Your goal:
Set all the material down again unchanged, without the pictures.

— start —

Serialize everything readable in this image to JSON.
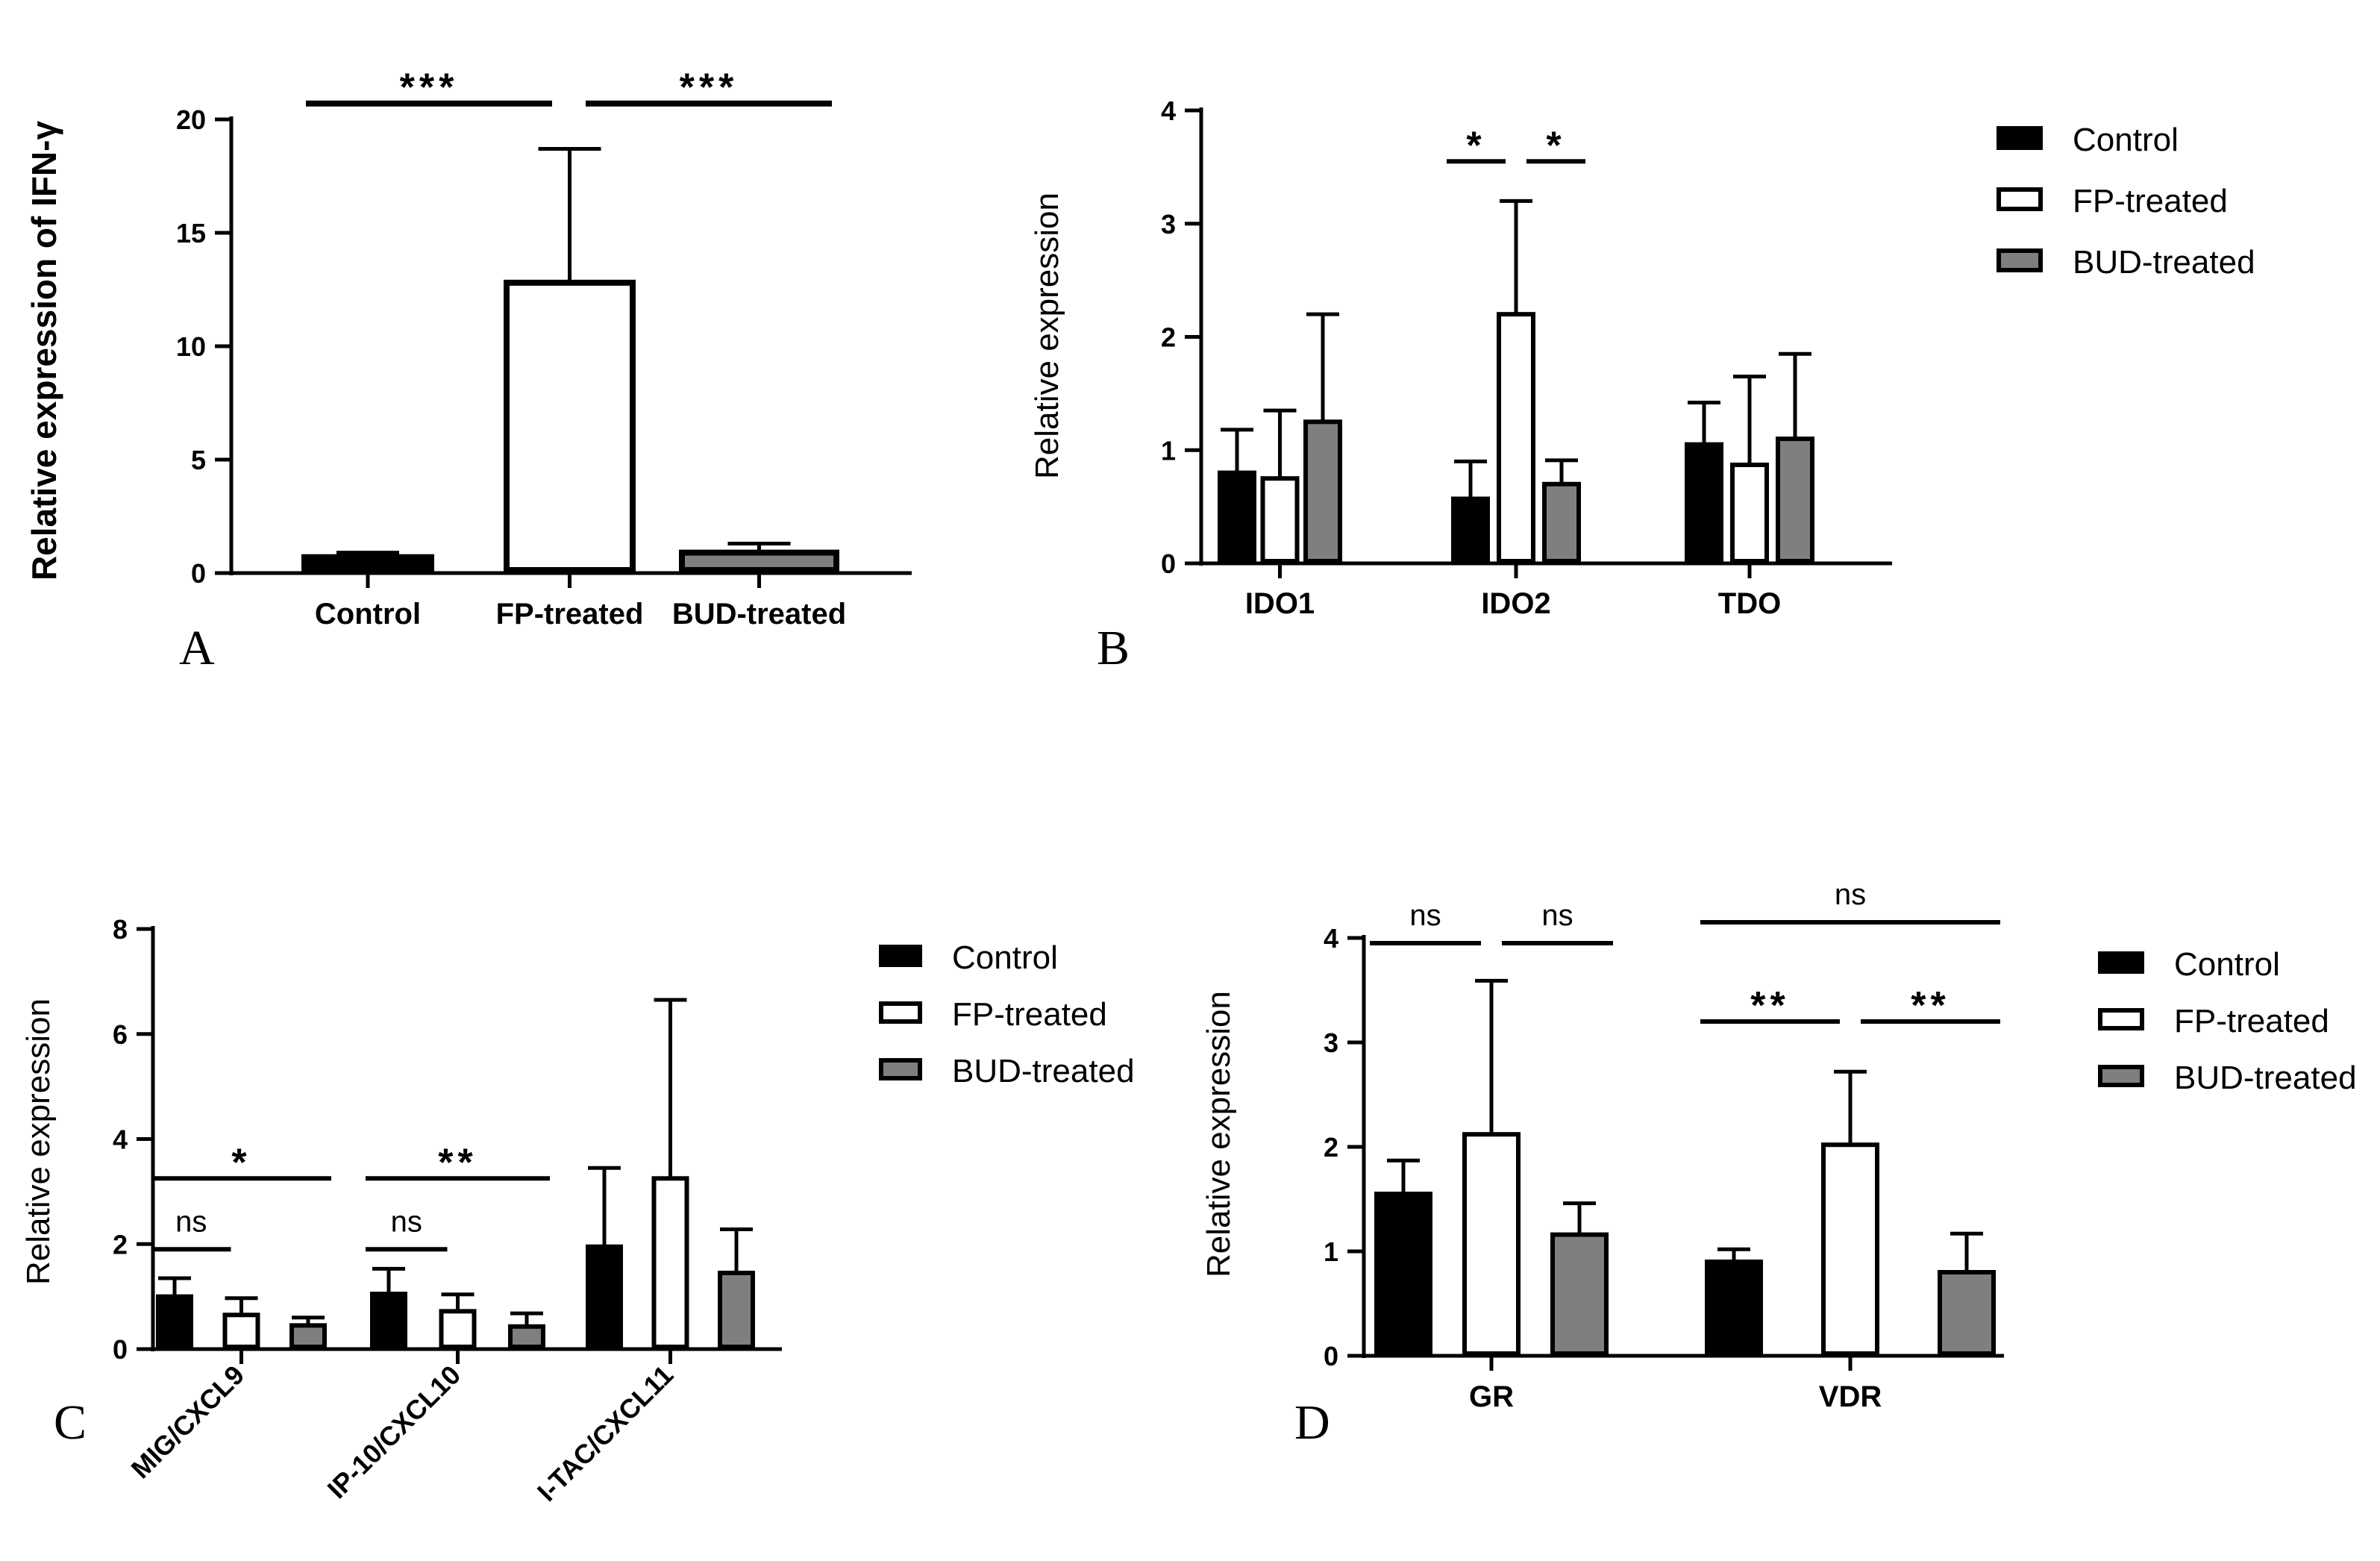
{
  "colors": {
    "control": "#000000",
    "fp_treated": "#ffffff",
    "bud_treated": "#7f7f7f",
    "stroke": "#000000"
  },
  "chart_data": [
    {
      "panel": "A",
      "type": "bar",
      "ylabel": "Relative expression of IFN-γ",
      "yticks": [
        0,
        5,
        10,
        15,
        20
      ],
      "ylim": [
        0,
        20
      ],
      "categories": [
        "Control",
        "FP-treated",
        "BUD-treated"
      ],
      "series": [
        {
          "name": "Relative expression of IFN-γ",
          "values": [
            0.7,
            12.8,
            0.9
          ],
          "errors": [
            0.2,
            5.9,
            0.4
          ]
        }
      ],
      "significance": [
        {
          "label": "***",
          "from": 0,
          "to": 1,
          "y": 20.7
        },
        {
          "label": "***",
          "from": 1,
          "to": 2,
          "y": 20.7
        }
      ]
    },
    {
      "panel": "B",
      "type": "bar",
      "ylabel": "Relative expression",
      "yticks": [
        0,
        1,
        2,
        3,
        4
      ],
      "ylim": [
        0,
        4
      ],
      "categories": [
        "IDO1",
        "IDO2",
        "TDO"
      ],
      "series": [
        {
          "name": "Control",
          "values": [
            0.8,
            0.57,
            1.05
          ],
          "errors": [
            0.38,
            0.33,
            0.37
          ]
        },
        {
          "name": "FP-treated",
          "values": [
            0.75,
            2.2,
            0.87
          ],
          "errors": [
            0.6,
            1.0,
            0.78
          ]
        },
        {
          "name": "BUD-treated",
          "values": [
            1.25,
            0.7,
            1.1
          ],
          "errors": [
            0.95,
            0.21,
            0.75
          ]
        }
      ],
      "significance": [
        {
          "label": "*",
          "from": [
            1,
            0
          ],
          "to": [
            1,
            1
          ],
          "y": 3.55
        },
        {
          "label": "*",
          "from": [
            1,
            1
          ],
          "to": [
            1,
            2
          ],
          "y": 3.55
        }
      ],
      "legend": "right"
    },
    {
      "panel": "C",
      "type": "bar",
      "ylabel": "Relative expression",
      "yticks": [
        0,
        2,
        4,
        6,
        8
      ],
      "ylim": [
        0,
        8
      ],
      "categories": [
        "MIG/CXCL9",
        "IP-10/CXCL10",
        "I-TAC/CXCL11"
      ],
      "series": [
        {
          "name": "Control",
          "values": [
            1.0,
            1.05,
            1.95
          ],
          "errors": [
            0.35,
            0.48,
            1.5
          ]
        },
        {
          "name": "FP-treated",
          "values": [
            0.65,
            0.72,
            3.25
          ],
          "errors": [
            0.32,
            0.32,
            3.4
          ]
        },
        {
          "name": "BUD-treated",
          "values": [
            0.45,
            0.43,
            1.45
          ],
          "errors": [
            0.15,
            0.25,
            0.83
          ]
        }
      ],
      "significance": [
        {
          "label": "*",
          "from": [
            0,
            0
          ],
          "to": [
            0,
            2
          ],
          "y": 3.25
        },
        {
          "label": "ns",
          "from": [
            0,
            0
          ],
          "to": [
            0,
            1
          ],
          "y": 1.9
        },
        {
          "label": "**",
          "from": [
            1,
            0
          ],
          "to": [
            1,
            2
          ],
          "y": 3.25
        },
        {
          "label": "ns",
          "from": [
            1,
            0
          ],
          "to": [
            1,
            1
          ],
          "y": 1.9
        }
      ],
      "legend": "right"
    },
    {
      "panel": "D",
      "type": "bar",
      "ylabel": "Relative expression",
      "yticks": [
        0,
        1,
        2,
        3,
        4
      ],
      "ylim": [
        0,
        4
      ],
      "categories": [
        "GR",
        "VDR"
      ],
      "series": [
        {
          "name": "Control",
          "values": [
            1.55,
            0.9
          ],
          "errors": [
            0.32,
            0.12
          ]
        },
        {
          "name": "FP-treated",
          "values": [
            2.12,
            2.02
          ],
          "errors": [
            1.47,
            0.7
          ]
        },
        {
          "name": "BUD-treated",
          "values": [
            1.16,
            0.8
          ],
          "errors": [
            0.3,
            0.37
          ]
        }
      ],
      "significance": [
        {
          "label": "ns",
          "from": [
            0,
            0
          ],
          "to": [
            0,
            1
          ],
          "y": 3.95
        },
        {
          "label": "ns",
          "from": [
            0,
            1
          ],
          "to": [
            0,
            2
          ],
          "y": 3.95
        },
        {
          "label": "ns",
          "from": [
            1,
            0
          ],
          "to": [
            1,
            2
          ],
          "y": 4.15
        },
        {
          "label": "**",
          "from": [
            1,
            0
          ],
          "to": [
            1,
            1
          ],
          "y": 3.2
        },
        {
          "label": "**",
          "from": [
            1,
            1
          ],
          "to": [
            1,
            2
          ],
          "y": 3.2
        }
      ],
      "legend": "right"
    }
  ]
}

— end —

Correct result:
Serialize everything readable in this image to JSON.
{
  "colors": {
    "control": "#000000",
    "fp_treated": "#ffffff",
    "bud_treated": "#7f7f7f",
    "stroke": "#000000"
  },
  "chart_data": [
    {
      "panel": "A",
      "type": "bar",
      "ylabel": "Relative expression of IFN-γ",
      "yticks": [
        0,
        5,
        10,
        15,
        20
      ],
      "ylim": [
        0,
        20
      ],
      "categories": [
        "Control",
        "FP-treated",
        "BUD-treated"
      ],
      "series": [
        {
          "name": "Relative expression of IFN-γ",
          "values": [
            0.7,
            12.8,
            0.9
          ],
          "errors": [
            0.2,
            5.9,
            0.4
          ]
        }
      ],
      "significance": [
        {
          "label": "***",
          "from": 0,
          "to": 1,
          "y": 20.7
        },
        {
          "label": "***",
          "from": 1,
          "to": 2,
          "y": 20.7
        }
      ]
    },
    {
      "panel": "B",
      "type": "bar",
      "ylabel": "Relative expression",
      "yticks": [
        0,
        1,
        2,
        3,
        4
      ],
      "ylim": [
        0,
        4
      ],
      "categories": [
        "IDO1",
        "IDO2",
        "TDO"
      ],
      "series": [
        {
          "name": "Control",
          "values": [
            0.8,
            0.57,
            1.05
          ],
          "errors": [
            0.38,
            0.33,
            0.37
          ]
        },
        {
          "name": "FP-treated",
          "values": [
            0.75,
            2.2,
            0.87
          ],
          "errors": [
            0.6,
            1.0,
            0.78
          ]
        },
        {
          "name": "BUD-treated",
          "values": [
            1.25,
            0.7,
            1.1
          ],
          "errors": [
            0.95,
            0.21,
            0.75
          ]
        }
      ],
      "significance": [
        {
          "label": "*",
          "from": [
            1,
            0
          ],
          "to": [
            1,
            1
          ],
          "y": 3.55
        },
        {
          "label": "*",
          "from": [
            1,
            1
          ],
          "to": [
            1,
            2
          ],
          "y": 3.55
        }
      ],
      "legend": "right"
    },
    {
      "panel": "C",
      "type": "bar",
      "ylabel": "Relative expression",
      "yticks": [
        0,
        2,
        4,
        6,
        8
      ],
      "ylim": [
        0,
        8
      ],
      "categories": [
        "MIG/CXCL9",
        "IP-10/CXCL10",
        "I-TAC/CXCL11"
      ],
      "series": [
        {
          "name": "Control",
          "values": [
            1.0,
            1.05,
            1.95
          ],
          "errors": [
            0.35,
            0.48,
            1.5
          ]
        },
        {
          "name": "FP-treated",
          "values": [
            0.65,
            0.72,
            3.25
          ],
          "errors": [
            0.32,
            0.32,
            3.4
          ]
        },
        {
          "name": "BUD-treated",
          "values": [
            0.45,
            0.43,
            1.45
          ],
          "errors": [
            0.15,
            0.25,
            0.83
          ]
        }
      ],
      "significance": [
        {
          "label": "*",
          "from": [
            0,
            0
          ],
          "to": [
            0,
            2
          ],
          "y": 3.25
        },
        {
          "label": "ns",
          "from": [
            0,
            0
          ],
          "to": [
            0,
            1
          ],
          "y": 1.9
        },
        {
          "label": "**",
          "from": [
            1,
            0
          ],
          "to": [
            1,
            2
          ],
          "y": 3.25
        },
        {
          "label": "ns",
          "from": [
            1,
            0
          ],
          "to": [
            1,
            1
          ],
          "y": 1.9
        }
      ],
      "legend": "right"
    },
    {
      "panel": "D",
      "type": "bar",
      "ylabel": "Relative expression",
      "yticks": [
        0,
        1,
        2,
        3,
        4
      ],
      "ylim": [
        0,
        4
      ],
      "categories": [
        "GR",
        "VDR"
      ],
      "series": [
        {
          "name": "Control",
          "values": [
            1.55,
            0.9
          ],
          "errors": [
            0.32,
            0.12
          ]
        },
        {
          "name": "FP-treated",
          "values": [
            2.12,
            2.02
          ],
          "errors": [
            1.47,
            0.7
          ]
        },
        {
          "name": "BUD-treated",
          "values": [
            1.16,
            0.8
          ],
          "errors": [
            0.3,
            0.37
          ]
        }
      ],
      "significance": [
        {
          "label": "ns",
          "from": [
            0,
            0
          ],
          "to": [
            0,
            1
          ],
          "y": 3.95
        },
        {
          "label": "ns",
          "from": [
            0,
            1
          ],
          "to": [
            0,
            2
          ],
          "y": 3.95
        },
        {
          "label": "ns",
          "from": [
            1,
            0
          ],
          "to": [
            1,
            2
          ],
          "y": 4.15
        },
        {
          "label": "**",
          "from": [
            1,
            0
          ],
          "to": [
            1,
            1
          ],
          "y": 3.2
        },
        {
          "label": "**",
          "from": [
            1,
            1
          ],
          "to": [
            1,
            2
          ],
          "y": 3.2
        }
      ],
      "legend": "right"
    }
  ]
}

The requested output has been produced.